> _Task to complete_
Go through the data below. List every line that holds the word "icon".

> _Records shown_
================
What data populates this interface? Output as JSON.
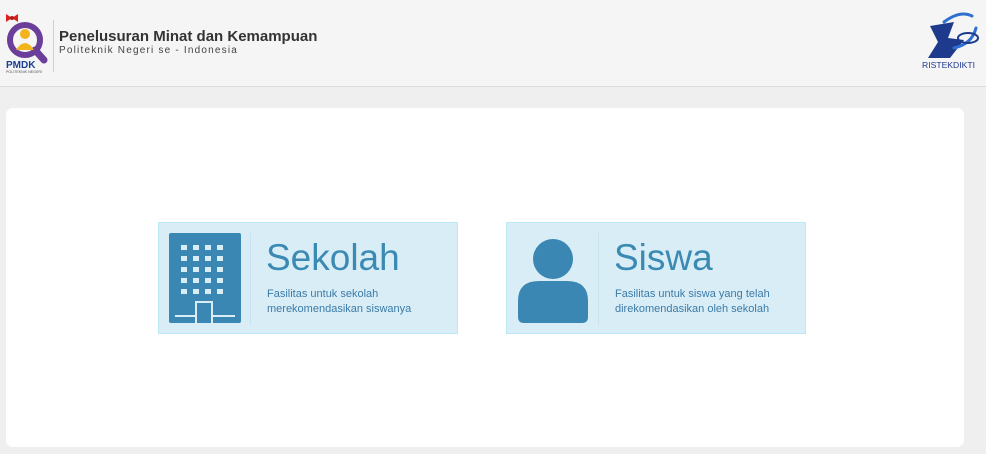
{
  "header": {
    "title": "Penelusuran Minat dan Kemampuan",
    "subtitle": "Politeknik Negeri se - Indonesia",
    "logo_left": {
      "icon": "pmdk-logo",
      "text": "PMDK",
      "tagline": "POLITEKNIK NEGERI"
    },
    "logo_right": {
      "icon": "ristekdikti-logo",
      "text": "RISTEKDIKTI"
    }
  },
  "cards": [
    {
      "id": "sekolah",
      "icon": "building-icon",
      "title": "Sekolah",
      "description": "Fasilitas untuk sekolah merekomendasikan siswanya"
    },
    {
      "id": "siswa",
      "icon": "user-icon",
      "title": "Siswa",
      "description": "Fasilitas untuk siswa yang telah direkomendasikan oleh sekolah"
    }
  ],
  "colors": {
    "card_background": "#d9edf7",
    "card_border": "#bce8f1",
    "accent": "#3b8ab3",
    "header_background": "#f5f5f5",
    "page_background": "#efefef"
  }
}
================
> _Solution to this problem_
      "icon": "pmdk-logo",
      "icon": "ristekdikti-logo",
      "icon": "building-icon",
      "icon": "user-icon",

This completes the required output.